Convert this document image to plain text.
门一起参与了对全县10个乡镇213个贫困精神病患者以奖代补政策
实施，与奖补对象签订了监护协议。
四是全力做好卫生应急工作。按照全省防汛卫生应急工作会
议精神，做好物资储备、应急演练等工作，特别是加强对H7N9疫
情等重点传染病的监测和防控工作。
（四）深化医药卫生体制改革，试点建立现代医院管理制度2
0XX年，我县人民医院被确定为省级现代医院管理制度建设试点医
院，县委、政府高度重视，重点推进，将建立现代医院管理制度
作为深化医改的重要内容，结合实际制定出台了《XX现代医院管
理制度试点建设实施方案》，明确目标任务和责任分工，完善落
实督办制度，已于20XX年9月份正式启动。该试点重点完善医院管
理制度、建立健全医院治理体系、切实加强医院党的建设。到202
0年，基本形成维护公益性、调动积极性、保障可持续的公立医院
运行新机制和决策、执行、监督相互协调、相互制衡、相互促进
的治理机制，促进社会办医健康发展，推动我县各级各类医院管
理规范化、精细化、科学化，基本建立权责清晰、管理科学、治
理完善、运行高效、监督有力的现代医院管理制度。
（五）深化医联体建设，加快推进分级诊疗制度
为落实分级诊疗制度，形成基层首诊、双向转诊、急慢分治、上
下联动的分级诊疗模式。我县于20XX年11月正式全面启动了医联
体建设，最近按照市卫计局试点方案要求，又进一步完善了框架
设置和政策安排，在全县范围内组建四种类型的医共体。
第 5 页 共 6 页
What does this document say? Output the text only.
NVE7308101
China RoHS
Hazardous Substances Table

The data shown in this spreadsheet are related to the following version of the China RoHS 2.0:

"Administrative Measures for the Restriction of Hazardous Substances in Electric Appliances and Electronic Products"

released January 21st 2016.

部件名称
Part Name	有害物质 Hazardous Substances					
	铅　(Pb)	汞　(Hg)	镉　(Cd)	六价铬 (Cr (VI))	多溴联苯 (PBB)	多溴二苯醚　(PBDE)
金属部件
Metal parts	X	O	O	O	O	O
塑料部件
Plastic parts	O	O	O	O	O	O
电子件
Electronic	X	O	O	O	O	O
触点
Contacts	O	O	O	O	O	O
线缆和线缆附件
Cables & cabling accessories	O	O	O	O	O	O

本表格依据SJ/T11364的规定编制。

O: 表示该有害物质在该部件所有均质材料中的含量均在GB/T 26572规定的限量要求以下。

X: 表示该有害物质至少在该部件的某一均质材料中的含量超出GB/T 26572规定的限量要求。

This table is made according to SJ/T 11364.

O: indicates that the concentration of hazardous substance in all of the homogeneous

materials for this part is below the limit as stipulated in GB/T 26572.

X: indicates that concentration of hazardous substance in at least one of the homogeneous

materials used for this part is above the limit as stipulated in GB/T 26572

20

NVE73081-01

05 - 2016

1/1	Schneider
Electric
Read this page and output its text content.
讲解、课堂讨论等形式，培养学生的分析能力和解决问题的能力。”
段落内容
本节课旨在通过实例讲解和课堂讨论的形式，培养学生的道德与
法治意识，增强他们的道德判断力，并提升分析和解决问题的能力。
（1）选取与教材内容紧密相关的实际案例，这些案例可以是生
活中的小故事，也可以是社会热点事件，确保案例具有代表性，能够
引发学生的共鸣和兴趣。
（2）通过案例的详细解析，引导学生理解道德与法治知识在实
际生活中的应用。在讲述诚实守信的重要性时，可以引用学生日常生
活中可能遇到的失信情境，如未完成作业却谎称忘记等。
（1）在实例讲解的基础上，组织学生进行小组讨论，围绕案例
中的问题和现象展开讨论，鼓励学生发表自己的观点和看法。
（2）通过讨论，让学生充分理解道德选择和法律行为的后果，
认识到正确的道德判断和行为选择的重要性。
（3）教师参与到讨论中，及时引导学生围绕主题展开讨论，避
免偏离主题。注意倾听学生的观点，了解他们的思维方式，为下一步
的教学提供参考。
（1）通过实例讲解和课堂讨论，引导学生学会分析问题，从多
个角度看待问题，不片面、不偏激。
__________
## GIVEN INSTRUCTION
Can you give every line above again, exactly as written?

## EXERCISE RESULT
Convert this document image to plain text.
门一起参与了对全县10个乡镇213个贫困精神病患者以奖代补政策
实施，与奖补对象签订了监护协议。
四是全力做好卫生应急工作。按照全省防汛卫生应急工作会
议精神，做好物资储备、应急演练等工作，特别是加强对H7N9疫
情等重点传染病的监测和防控工作。
（四）深化医药卫生体制改革，试点建立现代医院管理制度2
0XX年，我县人民医院被确定为省级现代医院管理制度建设试点医
院，县委、政府高度重视，重点推进，将建立现代医院管理制度
作为深化医改的重要内容，结合实际制定出台了《XX现代医院管
理制度试点建设实施方案》，明确目标任务和责任分工，完善落
实督办制度，已于20XX年9月份正式启动。该试点重点完善医院管
理制度、建立健全医院治理体系、切实加强医院党的建设。到202
0年，基本形成维护公益性、调动积极性、保障可持续的公立医院
运行新机制和决策、执行、监督相互协调、相互制衡、相互促进
的治理机制，促进社会办医健康发展，推动我县各级各类医院管
理规范化、精细化、科学化，基本建立权责清晰、管理科学、治
理完善、运行高效、监督有力的现代医院管理制度。
（五）深化医联体建设，加快推进分级诊疗制度
为落实分级诊疗制度，形成基层首诊、双向转诊、急慢分治、上
下联动的分级诊疗模式。我县于20XX年11月正式全面启动了医联
体建设，最近按照市卫计局试点方案要求，又进一步完善了框架
设置和政策安排，在全县范围内组建四种类型的医共体。
第 5 页 共 6 页
What does this document say? Output the text only.
NVE7308101
China RoHS
Hazardous Substances Table

The data shown in this spreadsheet are related to the following version of the China RoHS 2.0:

"Administrative Measures for the Restriction of Hazardous Substances in Electric Appliances and Electronic Products"

released January 21st 2016.

部件名称
Part Name	有害物质 Hazardous Substances					
	铅　(Pb)	汞　(Hg)	镉　(Cd)	六价铬 (Cr (VI))	多溴联苯 (PBB)	多溴二苯醚　(PBDE)
金属部件
Metal parts	X	O	O	O	O	O
塑料部件
Plastic parts	O	O	O	O	O	O
电子件
Electronic	X	O	O	O	O	O
触点
Contacts	O	O	O	O	O	O
线缆和线缆附件
Cables & cabling accessories	O	O	O	O	O	O

本表格依据SJ/T11364的规定编制。

O: 表示该有害物质在该部件所有均质材料中的含量均在GB/T 26572规定的限量要求以下。

X: 表示该有害物质至少在该部件的某一均质材料中的含量超出GB/T 26572规定的限量要求。

This table is made according to SJ/T 11364.

O: indicates that the concentration of hazardous substance in all of the homogeneous

materials for this part is below the limit as stipulated in GB/T 26572.

X: indicates that concentration of hazardous substance in at least one of the homogeneous

materials used for this part is above the limit as stipulated in GB/T 26572

20

NVE73081-01

05 - 2016

1/1	Schneider
Electric
Read this page and output its text content.
讲解、课堂讨论等形式，培养学生的分析能力和解决问题的能力。”
段落内容
本节课旨在通过实例讲解和课堂讨论的形式，培养学生的道德与
法治意识，增强他们的道德判断力，并提升分析和解决问题的能力。
（1）选取与教材内容紧密相关的实际案例，这些案例可以是生
活中的小故事，也可以是社会热点事件，确保案例具有代表性，能够
引发学生的共鸣和兴趣。
（2）通过案例的详细解析，引导学生理解道德与法治知识在实
际生活中的应用。在讲述诚实守信的重要性时，可以引用学生日常生
活中可能遇到的失信情境，如未完成作业却谎称忘记等。
（1）在实例讲解的基础上，组织学生进行小组讨论，围绕案例
中的问题和现象展开讨论，鼓励学生发表自己的观点和看法。
（2）通过讨论，让学生充分理解道德选择和法律行为的后果，
认识到正确的道德判断和行为选择的重要性。
（3）教师参与到讨论中，及时引导学生围绕主题展开讨论，避
免偏离主题。注意倾听学生的观点，了解他们的思维方式，为下一步
的教学提供参考。
（1）通过实例讲解和课堂讨论，引导学生学会分析问题，从多
个角度看待问题，不片面、不偏激。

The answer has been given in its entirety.